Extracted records
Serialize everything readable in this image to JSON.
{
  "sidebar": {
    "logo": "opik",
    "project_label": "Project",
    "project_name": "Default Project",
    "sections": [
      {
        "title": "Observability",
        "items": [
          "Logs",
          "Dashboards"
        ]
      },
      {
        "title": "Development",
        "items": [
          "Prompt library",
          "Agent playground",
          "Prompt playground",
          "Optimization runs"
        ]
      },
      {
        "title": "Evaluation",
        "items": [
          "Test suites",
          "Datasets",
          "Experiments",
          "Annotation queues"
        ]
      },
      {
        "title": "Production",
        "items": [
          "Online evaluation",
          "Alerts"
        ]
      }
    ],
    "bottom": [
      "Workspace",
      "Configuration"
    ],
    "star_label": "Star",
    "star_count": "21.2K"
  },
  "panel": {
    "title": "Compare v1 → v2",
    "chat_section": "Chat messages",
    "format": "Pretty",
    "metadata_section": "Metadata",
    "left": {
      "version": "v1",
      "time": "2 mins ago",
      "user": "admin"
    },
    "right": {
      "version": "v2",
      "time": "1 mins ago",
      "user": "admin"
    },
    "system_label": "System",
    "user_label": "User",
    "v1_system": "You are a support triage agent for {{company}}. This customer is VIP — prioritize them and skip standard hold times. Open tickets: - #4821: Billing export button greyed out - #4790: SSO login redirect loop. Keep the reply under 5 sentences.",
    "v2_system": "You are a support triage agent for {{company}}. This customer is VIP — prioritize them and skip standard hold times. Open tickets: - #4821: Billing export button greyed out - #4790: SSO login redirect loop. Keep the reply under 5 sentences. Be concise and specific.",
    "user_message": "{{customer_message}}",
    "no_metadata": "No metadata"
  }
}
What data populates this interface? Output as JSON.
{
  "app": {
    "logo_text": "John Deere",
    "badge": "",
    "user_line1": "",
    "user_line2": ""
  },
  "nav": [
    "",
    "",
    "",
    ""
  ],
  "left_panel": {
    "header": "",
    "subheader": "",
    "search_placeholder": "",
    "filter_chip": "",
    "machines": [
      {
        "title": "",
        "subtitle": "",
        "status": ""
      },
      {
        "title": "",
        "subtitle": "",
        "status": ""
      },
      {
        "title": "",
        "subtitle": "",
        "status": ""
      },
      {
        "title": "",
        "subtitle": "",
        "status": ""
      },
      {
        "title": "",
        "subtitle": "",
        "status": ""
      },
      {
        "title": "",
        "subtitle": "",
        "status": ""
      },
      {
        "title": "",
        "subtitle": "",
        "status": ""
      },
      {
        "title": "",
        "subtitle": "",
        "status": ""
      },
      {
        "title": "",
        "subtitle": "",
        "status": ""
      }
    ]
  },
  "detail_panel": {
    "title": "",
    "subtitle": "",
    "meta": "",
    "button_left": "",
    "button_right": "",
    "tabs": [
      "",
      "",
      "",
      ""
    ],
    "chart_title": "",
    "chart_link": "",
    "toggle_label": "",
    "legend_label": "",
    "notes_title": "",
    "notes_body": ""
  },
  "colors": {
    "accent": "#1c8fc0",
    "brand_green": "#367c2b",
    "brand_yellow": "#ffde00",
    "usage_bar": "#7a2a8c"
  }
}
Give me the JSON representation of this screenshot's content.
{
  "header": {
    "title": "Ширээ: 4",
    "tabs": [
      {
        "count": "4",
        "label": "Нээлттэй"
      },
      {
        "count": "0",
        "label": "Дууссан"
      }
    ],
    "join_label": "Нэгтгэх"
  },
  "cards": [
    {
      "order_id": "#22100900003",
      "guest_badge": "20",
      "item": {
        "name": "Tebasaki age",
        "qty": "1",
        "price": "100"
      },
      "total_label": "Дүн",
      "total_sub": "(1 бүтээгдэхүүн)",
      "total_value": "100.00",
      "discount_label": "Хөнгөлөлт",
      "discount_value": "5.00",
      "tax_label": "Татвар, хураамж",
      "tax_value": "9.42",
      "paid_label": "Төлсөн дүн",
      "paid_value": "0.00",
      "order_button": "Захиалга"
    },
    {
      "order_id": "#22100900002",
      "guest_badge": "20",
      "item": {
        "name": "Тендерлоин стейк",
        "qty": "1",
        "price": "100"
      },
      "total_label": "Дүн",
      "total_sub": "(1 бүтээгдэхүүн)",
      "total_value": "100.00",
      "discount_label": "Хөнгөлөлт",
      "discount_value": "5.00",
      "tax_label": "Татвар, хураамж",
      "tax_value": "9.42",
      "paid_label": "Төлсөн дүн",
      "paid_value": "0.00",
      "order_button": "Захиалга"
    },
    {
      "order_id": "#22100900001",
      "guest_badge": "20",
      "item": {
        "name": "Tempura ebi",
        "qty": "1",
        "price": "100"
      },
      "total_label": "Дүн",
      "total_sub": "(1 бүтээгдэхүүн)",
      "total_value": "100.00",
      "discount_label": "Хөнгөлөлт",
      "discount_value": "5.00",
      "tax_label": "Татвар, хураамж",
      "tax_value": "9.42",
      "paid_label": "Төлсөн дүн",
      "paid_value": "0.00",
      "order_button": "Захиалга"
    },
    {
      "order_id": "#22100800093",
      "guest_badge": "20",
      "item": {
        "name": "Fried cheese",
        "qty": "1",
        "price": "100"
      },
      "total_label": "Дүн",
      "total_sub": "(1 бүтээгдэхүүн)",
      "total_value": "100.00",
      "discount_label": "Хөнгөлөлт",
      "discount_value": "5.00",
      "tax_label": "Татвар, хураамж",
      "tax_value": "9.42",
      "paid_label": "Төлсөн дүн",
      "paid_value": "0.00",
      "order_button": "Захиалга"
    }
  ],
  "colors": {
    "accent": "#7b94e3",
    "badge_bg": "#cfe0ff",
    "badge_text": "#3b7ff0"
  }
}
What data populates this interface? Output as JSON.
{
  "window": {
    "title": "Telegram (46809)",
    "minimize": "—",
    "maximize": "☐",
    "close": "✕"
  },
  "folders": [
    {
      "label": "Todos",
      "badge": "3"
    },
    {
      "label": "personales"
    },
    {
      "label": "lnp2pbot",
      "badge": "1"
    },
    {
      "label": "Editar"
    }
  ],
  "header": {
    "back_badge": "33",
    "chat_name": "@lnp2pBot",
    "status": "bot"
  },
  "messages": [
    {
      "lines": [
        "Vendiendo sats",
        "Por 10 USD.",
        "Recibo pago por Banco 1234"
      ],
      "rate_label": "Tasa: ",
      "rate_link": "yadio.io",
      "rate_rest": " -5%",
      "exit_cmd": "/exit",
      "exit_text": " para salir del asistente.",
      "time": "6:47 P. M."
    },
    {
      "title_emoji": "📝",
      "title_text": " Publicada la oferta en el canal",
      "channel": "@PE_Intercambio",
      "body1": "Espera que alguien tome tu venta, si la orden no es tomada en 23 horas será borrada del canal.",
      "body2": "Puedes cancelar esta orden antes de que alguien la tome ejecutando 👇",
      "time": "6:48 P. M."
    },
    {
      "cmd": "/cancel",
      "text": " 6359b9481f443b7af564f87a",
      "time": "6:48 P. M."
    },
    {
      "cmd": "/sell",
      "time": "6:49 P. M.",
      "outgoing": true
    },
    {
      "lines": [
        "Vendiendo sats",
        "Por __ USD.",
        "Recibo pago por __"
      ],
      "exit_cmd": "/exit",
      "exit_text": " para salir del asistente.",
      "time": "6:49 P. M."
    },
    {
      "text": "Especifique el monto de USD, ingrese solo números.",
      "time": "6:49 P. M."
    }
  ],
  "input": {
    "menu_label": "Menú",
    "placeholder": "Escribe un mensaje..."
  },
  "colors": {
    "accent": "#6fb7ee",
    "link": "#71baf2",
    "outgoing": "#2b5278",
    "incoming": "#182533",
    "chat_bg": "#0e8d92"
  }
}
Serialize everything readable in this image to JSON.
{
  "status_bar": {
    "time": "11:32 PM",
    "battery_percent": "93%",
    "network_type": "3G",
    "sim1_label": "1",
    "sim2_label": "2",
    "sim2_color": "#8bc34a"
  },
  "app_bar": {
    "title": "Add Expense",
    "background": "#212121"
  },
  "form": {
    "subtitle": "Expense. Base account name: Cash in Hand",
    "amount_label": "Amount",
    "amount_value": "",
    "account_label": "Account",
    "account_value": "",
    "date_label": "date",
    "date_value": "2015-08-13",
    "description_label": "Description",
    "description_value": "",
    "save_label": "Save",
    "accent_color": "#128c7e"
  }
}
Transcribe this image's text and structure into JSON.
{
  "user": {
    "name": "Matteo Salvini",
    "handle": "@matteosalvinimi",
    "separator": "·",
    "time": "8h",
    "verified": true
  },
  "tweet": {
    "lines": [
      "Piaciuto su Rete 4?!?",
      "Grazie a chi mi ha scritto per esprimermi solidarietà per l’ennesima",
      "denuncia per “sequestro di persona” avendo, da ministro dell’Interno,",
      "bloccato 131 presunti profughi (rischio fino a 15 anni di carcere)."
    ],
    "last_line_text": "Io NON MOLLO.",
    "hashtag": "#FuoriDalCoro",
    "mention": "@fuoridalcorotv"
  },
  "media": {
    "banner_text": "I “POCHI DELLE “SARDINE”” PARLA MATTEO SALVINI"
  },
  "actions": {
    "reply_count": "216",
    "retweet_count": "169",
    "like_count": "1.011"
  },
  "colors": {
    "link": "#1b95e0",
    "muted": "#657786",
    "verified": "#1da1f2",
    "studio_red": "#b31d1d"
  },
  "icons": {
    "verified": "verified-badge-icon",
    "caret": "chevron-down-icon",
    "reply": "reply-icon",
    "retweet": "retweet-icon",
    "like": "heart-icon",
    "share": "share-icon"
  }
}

> [Instructions to follow]:
Gather each line of the records holding the string "greyed".

> [Expected output]:
    "v1_system": "You are a support triage agent for {{company}}. This customer is VIP — prioritize them and skip standard hold times. Open tickets: - #4821: Billing export button greyed out - #4790: SSO login redirect loop. Keep the reply under 5 sentences.",
    "v2_system": "You are a support triage agent for {{company}}. This customer is VIP — prioritize them and skip standard hold times. Open tickets: - #4821: Billing export button greyed out - #4790: SSO login redirect loop. Keep the reply under 5 sentences. Be concise and specific.",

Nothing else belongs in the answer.